Stored entries:
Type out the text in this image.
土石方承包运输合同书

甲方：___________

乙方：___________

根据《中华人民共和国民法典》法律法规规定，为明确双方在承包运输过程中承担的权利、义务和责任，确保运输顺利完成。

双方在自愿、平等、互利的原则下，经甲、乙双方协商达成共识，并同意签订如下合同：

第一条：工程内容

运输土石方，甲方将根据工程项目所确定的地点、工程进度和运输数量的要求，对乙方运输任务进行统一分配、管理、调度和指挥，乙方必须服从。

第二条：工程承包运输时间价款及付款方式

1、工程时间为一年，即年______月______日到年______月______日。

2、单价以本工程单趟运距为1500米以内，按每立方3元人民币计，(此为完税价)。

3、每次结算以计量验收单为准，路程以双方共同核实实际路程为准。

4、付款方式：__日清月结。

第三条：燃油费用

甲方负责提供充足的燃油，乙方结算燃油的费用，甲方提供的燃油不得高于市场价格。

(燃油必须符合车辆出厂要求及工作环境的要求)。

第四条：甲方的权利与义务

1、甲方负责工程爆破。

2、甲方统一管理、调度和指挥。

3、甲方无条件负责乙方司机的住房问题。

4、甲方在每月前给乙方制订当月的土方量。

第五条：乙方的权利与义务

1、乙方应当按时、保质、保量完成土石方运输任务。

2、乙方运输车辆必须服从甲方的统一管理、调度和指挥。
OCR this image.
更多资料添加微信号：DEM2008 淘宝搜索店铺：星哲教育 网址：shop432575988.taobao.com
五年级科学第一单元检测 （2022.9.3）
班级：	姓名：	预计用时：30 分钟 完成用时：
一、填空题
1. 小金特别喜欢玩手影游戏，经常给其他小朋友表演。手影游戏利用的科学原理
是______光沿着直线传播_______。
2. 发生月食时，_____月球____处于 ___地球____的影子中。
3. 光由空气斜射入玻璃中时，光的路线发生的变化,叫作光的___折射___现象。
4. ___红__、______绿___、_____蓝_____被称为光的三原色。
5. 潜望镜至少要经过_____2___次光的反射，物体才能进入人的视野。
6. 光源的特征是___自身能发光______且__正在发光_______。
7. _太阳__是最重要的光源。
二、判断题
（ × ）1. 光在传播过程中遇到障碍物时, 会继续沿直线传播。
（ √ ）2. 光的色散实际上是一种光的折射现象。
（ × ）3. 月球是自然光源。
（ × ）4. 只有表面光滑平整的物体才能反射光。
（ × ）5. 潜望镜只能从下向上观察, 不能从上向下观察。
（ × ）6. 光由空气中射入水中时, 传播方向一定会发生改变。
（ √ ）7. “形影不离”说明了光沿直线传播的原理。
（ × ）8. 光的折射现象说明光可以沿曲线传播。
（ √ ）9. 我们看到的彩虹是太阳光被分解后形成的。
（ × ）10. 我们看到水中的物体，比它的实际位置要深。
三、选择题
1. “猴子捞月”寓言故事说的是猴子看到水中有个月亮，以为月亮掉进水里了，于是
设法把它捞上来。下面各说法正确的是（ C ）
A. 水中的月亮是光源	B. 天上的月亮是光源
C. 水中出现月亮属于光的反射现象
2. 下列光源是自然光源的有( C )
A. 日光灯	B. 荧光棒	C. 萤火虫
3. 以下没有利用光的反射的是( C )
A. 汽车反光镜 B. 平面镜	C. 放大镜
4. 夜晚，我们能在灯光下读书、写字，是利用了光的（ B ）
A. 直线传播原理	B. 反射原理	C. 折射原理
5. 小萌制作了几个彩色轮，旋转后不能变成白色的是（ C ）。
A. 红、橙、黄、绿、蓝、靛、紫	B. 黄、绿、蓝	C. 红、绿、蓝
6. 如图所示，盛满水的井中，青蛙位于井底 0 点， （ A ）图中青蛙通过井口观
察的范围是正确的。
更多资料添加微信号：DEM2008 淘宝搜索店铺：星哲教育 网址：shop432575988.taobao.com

_WHAT TO PRODUCE:_ Provide an exact reproduction of all the entries shown above.

_RESPONSE TO THIS EXERCISE:_
Type out the text in this image.
土石方承包运输合同书

甲方：___________

乙方：___________

根据《中华人民共和国民法典》法律法规规定，为明确双方在承包运输过程中承担的权利、义务和责任，确保运输顺利完成。

双方在自愿、平等、互利的原则下，经甲、乙双方协商达成共识，并同意签订如下合同：

第一条：工程内容

运输土石方，甲方将根据工程项目所确定的地点、工程进度和运输数量的要求，对乙方运输任务进行统一分配、管理、调度和指挥，乙方必须服从。

第二条：工程承包运输时间价款及付款方式

1、工程时间为一年，即年______月______日到年______月______日。

2、单价以本工程单趟运距为1500米以内，按每立方3元人民币计，(此为完税价)。

3、每次结算以计量验收单为准，路程以双方共同核实实际路程为准。

4、付款方式：__日清月结。

第三条：燃油费用

甲方负责提供充足的燃油，乙方结算燃油的费用，甲方提供的燃油不得高于市场价格。

(燃油必须符合车辆出厂要求及工作环境的要求)。

第四条：甲方的权利与义务

1、甲方负责工程爆破。

2、甲方统一管理、调度和指挥。

3、甲方无条件负责乙方司机的住房问题。

4、甲方在每月前给乙方制订当月的土方量。

第五条：乙方的权利与义务

1、乙方应当按时、保质、保量完成土石方运输任务。

2、乙方运输车辆必须服从甲方的统一管理、调度和指挥。
OCR this image.
更多资料添加微信号：DEM2008 淘宝搜索店铺：星哲教育 网址：shop432575988.taobao.com
五年级科学第一单元检测 （2022.9.3）
班级：	姓名：	预计用时：30 分钟 完成用时：
一、填空题
1. 小金特别喜欢玩手影游戏，经常给其他小朋友表演。手影游戏利用的科学原理
是______光沿着直线传播_______。
2. 发生月食时，_____月球____处于 ___地球____的影子中。
3. 光由空气斜射入玻璃中时，光的路线发生的变化,叫作光的___折射___现象。
4. ___红__、______绿___、_____蓝_____被称为光的三原色。
5. 潜望镜至少要经过_____2___次光的反射，物体才能进入人的视野。
6. 光源的特征是___自身能发光______且__正在发光_______。
7. _太阳__是最重要的光源。
二、判断题
（ × ）1. 光在传播过程中遇到障碍物时, 会继续沿直线传播。
（ √ ）2. 光的色散实际上是一种光的折射现象。
（ × ）3. 月球是自然光源。
（ × ）4. 只有表面光滑平整的物体才能反射光。
（ × ）5. 潜望镜只能从下向上观察, 不能从上向下观察。
（ × ）6. 光由空气中射入水中时, 传播方向一定会发生改变。
（ √ ）7. “形影不离”说明了光沿直线传播的原理。
（ × ）8. 光的折射现象说明光可以沿曲线传播。
（ √ ）9. 我们看到的彩虹是太阳光被分解后形成的。
（ × ）10. 我们看到水中的物体，比它的实际位置要深。
三、选择题
1. “猴子捞月”寓言故事说的是猴子看到水中有个月亮，以为月亮掉进水里了，于是
设法把它捞上来。下面各说法正确的是（ C ）
A. 水中的月亮是光源	B. 天上的月亮是光源
C. 水中出现月亮属于光的反射现象
2. 下列光源是自然光源的有( C )
A. 日光灯	B. 荧光棒	C. 萤火虫
3. 以下没有利用光的反射的是( C )
A. 汽车反光镜 B. 平面镜	C. 放大镜
4. 夜晚，我们能在灯光下读书、写字，是利用了光的（ B ）
A. 直线传播原理	B. 反射原理	C. 折射原理
5. 小萌制作了几个彩色轮，旋转后不能变成白色的是（ C ）。
A. 红、橙、黄、绿、蓝、靛、紫	B. 黄、绿、蓝	C. 红、绿、蓝
6. 如图所示，盛满水的井中，青蛙位于井底 0 点， （ A ）图中青蛙通过井口观
察的范围是正确的。
更多资料添加微信号：DEM2008 淘宝搜索店铺：星哲教育 网址：shop432575988.taobao.com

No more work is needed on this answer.